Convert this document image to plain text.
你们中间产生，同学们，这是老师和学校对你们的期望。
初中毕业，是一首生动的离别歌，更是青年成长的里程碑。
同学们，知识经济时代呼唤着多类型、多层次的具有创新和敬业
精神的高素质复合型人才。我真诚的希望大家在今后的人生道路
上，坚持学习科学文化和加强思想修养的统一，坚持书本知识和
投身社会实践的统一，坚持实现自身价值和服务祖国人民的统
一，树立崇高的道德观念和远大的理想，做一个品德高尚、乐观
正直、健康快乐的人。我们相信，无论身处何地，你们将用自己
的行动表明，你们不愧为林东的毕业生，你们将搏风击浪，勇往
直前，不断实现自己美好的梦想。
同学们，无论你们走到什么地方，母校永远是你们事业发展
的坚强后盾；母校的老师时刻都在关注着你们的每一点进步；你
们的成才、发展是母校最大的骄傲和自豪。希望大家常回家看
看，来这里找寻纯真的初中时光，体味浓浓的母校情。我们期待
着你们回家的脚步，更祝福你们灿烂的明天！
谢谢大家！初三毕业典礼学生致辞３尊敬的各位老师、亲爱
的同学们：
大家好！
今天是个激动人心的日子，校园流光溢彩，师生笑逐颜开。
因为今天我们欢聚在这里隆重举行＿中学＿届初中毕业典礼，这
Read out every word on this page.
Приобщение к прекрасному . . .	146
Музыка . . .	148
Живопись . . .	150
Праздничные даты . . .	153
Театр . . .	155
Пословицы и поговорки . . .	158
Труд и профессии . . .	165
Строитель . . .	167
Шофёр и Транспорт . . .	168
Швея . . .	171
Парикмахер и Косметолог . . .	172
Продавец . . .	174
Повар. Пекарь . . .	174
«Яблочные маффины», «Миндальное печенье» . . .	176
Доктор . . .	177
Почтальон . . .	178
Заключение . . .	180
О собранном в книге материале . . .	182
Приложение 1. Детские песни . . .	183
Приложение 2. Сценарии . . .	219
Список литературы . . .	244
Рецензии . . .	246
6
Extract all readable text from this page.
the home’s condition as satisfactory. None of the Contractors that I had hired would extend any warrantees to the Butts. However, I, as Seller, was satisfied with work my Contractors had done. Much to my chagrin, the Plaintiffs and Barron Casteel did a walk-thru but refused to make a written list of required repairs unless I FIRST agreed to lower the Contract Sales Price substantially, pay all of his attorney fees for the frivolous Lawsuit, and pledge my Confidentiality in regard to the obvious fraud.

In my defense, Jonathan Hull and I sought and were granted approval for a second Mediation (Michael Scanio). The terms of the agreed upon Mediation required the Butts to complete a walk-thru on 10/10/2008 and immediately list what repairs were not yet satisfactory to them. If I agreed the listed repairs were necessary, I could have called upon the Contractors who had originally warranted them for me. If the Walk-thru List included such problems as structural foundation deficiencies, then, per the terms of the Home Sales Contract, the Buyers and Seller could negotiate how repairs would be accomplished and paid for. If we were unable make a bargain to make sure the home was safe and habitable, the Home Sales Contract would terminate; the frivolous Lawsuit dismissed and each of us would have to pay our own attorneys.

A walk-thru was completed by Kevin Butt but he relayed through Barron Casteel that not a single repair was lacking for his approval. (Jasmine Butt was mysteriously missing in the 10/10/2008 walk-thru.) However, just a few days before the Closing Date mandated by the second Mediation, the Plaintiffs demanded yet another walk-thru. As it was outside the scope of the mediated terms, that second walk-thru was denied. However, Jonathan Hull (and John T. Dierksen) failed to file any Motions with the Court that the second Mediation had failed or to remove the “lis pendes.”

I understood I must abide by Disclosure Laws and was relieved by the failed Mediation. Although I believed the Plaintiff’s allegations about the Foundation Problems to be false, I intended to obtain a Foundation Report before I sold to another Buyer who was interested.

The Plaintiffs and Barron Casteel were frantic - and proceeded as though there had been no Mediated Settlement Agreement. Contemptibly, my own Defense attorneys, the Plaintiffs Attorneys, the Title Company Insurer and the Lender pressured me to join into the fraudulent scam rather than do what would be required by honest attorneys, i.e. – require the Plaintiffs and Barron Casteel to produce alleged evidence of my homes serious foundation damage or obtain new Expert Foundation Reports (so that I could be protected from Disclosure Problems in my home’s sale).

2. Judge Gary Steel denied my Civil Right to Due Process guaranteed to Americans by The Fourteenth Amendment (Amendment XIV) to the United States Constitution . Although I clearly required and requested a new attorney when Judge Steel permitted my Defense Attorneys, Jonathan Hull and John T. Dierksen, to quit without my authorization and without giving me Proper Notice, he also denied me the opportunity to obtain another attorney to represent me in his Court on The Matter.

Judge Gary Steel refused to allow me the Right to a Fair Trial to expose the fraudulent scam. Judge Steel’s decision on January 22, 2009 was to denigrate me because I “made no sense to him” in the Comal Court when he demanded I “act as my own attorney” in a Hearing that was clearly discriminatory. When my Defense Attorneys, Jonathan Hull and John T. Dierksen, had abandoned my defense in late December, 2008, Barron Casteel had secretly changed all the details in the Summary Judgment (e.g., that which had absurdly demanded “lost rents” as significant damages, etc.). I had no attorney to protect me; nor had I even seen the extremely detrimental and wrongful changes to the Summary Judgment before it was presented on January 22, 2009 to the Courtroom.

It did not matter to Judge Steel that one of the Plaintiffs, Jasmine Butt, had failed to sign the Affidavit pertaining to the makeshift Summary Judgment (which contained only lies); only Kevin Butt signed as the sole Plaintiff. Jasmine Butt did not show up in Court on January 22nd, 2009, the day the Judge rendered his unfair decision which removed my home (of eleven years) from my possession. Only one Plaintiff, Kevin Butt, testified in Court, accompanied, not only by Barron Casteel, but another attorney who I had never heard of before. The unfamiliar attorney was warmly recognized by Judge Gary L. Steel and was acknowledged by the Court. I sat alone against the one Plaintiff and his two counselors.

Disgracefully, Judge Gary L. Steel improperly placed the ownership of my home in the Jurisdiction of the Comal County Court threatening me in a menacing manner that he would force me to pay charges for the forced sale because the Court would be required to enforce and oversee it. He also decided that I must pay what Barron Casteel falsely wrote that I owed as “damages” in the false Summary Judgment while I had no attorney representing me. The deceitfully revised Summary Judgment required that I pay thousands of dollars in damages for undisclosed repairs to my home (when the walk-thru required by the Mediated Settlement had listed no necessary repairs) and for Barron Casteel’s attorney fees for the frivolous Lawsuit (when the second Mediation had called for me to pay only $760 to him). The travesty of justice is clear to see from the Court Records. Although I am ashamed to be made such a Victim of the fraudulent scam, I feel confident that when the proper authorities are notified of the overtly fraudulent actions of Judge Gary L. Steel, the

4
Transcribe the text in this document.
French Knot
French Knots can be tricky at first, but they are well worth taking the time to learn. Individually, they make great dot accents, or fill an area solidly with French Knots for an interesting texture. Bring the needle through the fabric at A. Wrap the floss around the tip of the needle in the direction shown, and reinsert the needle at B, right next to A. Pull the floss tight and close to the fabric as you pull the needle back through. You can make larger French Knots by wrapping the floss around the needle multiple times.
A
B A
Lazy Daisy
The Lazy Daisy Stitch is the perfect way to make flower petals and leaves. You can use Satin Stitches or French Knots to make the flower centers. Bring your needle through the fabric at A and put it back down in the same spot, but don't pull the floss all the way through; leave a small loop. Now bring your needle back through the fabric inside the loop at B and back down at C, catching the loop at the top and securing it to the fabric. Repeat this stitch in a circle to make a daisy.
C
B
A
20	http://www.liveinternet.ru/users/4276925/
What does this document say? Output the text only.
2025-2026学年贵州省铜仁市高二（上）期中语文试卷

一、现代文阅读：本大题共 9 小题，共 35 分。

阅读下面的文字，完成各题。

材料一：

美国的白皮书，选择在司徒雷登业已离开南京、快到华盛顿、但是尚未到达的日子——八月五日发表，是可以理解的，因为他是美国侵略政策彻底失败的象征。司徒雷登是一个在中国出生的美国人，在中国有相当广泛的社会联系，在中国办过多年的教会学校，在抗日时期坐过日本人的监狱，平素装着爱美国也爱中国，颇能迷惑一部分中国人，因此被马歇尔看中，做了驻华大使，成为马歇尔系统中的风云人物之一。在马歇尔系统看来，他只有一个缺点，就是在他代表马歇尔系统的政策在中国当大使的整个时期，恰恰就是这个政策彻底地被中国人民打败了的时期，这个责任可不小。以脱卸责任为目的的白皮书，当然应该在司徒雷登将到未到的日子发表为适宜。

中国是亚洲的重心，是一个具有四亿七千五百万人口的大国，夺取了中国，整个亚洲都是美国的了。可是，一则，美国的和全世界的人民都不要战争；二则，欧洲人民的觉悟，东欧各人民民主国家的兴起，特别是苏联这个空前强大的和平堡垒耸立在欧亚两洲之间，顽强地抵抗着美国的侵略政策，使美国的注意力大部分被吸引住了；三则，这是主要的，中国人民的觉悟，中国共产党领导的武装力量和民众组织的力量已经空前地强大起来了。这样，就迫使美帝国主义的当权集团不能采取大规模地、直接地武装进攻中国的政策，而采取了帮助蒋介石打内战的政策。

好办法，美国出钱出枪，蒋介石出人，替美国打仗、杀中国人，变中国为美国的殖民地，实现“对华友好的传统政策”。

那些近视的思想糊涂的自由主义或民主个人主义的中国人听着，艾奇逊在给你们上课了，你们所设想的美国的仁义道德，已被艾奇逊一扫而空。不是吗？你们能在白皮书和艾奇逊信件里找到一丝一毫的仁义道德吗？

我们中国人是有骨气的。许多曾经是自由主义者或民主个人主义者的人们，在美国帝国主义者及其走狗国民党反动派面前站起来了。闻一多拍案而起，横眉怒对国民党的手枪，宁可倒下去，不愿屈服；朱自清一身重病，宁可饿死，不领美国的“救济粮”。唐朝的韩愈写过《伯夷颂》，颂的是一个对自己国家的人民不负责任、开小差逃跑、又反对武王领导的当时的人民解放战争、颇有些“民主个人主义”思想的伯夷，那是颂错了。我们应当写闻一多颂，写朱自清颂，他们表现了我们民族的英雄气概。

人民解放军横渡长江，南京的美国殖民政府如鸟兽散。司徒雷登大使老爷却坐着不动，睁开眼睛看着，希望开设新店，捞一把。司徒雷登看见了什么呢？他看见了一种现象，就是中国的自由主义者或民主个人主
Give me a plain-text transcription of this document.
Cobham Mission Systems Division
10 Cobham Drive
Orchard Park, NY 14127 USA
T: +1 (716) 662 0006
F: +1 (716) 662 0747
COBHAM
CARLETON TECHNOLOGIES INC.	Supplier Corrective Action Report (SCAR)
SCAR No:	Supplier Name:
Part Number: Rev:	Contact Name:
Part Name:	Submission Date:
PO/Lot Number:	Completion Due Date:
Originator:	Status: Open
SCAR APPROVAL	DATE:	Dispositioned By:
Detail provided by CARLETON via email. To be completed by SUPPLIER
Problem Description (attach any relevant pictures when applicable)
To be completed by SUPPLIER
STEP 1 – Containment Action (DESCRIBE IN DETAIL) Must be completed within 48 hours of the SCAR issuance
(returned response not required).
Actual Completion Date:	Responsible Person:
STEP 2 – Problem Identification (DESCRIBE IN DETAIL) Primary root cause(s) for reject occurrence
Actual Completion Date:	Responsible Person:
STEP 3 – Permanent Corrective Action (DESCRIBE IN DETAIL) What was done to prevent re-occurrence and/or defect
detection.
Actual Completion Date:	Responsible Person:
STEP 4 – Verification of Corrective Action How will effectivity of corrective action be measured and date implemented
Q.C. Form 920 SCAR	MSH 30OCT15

+ + + + +

• _Work to complete_:
Give the number of lines above in which the word "Приложение" occurs, with nothing else.

• _Result_:
2